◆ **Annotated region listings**
• • • •
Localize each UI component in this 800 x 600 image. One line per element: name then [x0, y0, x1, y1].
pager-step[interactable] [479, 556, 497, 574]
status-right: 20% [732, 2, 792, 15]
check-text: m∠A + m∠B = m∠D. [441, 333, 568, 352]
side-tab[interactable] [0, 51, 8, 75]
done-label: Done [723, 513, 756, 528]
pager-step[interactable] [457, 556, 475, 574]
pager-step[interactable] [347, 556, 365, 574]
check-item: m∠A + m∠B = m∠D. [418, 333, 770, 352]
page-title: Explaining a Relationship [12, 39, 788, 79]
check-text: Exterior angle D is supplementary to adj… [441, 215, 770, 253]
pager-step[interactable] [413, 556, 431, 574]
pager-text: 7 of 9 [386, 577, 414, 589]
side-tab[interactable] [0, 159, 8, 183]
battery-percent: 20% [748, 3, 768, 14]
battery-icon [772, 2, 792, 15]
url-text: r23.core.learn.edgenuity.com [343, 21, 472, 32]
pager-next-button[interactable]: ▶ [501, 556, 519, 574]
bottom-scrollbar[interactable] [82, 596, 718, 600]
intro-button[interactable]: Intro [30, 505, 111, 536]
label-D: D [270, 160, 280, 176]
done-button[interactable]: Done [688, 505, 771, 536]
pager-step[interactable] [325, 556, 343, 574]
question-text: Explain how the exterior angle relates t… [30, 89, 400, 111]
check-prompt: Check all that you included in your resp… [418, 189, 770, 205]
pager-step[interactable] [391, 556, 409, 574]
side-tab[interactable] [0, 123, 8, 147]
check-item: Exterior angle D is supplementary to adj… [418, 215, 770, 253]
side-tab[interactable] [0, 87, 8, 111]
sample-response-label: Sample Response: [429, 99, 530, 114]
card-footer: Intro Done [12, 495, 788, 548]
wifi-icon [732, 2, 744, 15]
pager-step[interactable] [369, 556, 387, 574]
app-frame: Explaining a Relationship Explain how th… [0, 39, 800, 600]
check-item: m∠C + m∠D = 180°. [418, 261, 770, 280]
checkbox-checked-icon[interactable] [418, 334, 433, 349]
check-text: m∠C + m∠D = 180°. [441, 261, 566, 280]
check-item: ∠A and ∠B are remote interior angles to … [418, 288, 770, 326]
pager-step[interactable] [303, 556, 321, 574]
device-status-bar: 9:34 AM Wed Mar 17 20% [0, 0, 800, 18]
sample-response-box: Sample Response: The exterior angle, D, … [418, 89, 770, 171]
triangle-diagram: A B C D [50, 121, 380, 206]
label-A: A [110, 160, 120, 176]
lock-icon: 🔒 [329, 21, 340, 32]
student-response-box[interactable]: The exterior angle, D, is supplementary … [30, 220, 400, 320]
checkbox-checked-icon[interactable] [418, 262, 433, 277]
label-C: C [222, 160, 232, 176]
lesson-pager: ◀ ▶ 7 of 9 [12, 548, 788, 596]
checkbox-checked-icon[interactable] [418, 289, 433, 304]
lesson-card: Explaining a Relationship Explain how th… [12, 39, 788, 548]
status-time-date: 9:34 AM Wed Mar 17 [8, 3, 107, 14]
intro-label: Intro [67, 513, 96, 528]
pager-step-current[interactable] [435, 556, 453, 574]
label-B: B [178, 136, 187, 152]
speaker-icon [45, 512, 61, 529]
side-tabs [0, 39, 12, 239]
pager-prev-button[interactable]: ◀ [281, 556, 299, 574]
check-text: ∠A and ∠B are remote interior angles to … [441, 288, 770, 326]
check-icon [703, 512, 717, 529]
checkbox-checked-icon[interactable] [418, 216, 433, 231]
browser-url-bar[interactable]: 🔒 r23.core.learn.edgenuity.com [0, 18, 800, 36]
• • • •
Please copy the rows word for word, from the first one through the line containing "side-tab[interactable] [0, 123, 8, 147]", including that line.

Localize each UI component in this 800 x 600 image. One line per element: name then [x0, y0, x1, y1].
pager-step[interactable] [479, 556, 497, 574]
status-right: 20% [732, 2, 792, 15]
check-text: m∠A + m∠B = m∠D. [441, 333, 568, 352]
side-tab[interactable] [0, 51, 8, 75]
done-label: Done [723, 513, 756, 528]
pager-step[interactable] [457, 556, 475, 574]
pager-step[interactable] [347, 556, 365, 574]
check-item: m∠A + m∠B = m∠D. [418, 333, 770, 352]
page-title: Explaining a Relationship [12, 39, 788, 79]
check-text: Exterior angle D is supplementary to adj… [441, 215, 770, 253]
pager-step[interactable] [413, 556, 431, 574]
pager-text: 7 of 9 [386, 577, 414, 589]
side-tab[interactable] [0, 159, 8, 183]
battery-percent: 20% [748, 3, 768, 14]
battery-icon [772, 2, 792, 15]
url-text: r23.core.learn.edgenuity.com [343, 21, 472, 32]
pager-next-button[interactable]: ▶ [501, 556, 519, 574]
bottom-scrollbar[interactable] [82, 596, 718, 600]
intro-button[interactable]: Intro [30, 505, 111, 536]
label-D: D [270, 160, 280, 176]
done-button[interactable]: Done [688, 505, 771, 536]
pager-step[interactable] [325, 556, 343, 574]
question-text: Explain how the exterior angle relates t… [30, 89, 400, 111]
check-prompt: Check all that you included in your resp… [418, 189, 770, 205]
pager-step[interactable] [391, 556, 409, 574]
side-tab[interactable] [0, 123, 8, 147]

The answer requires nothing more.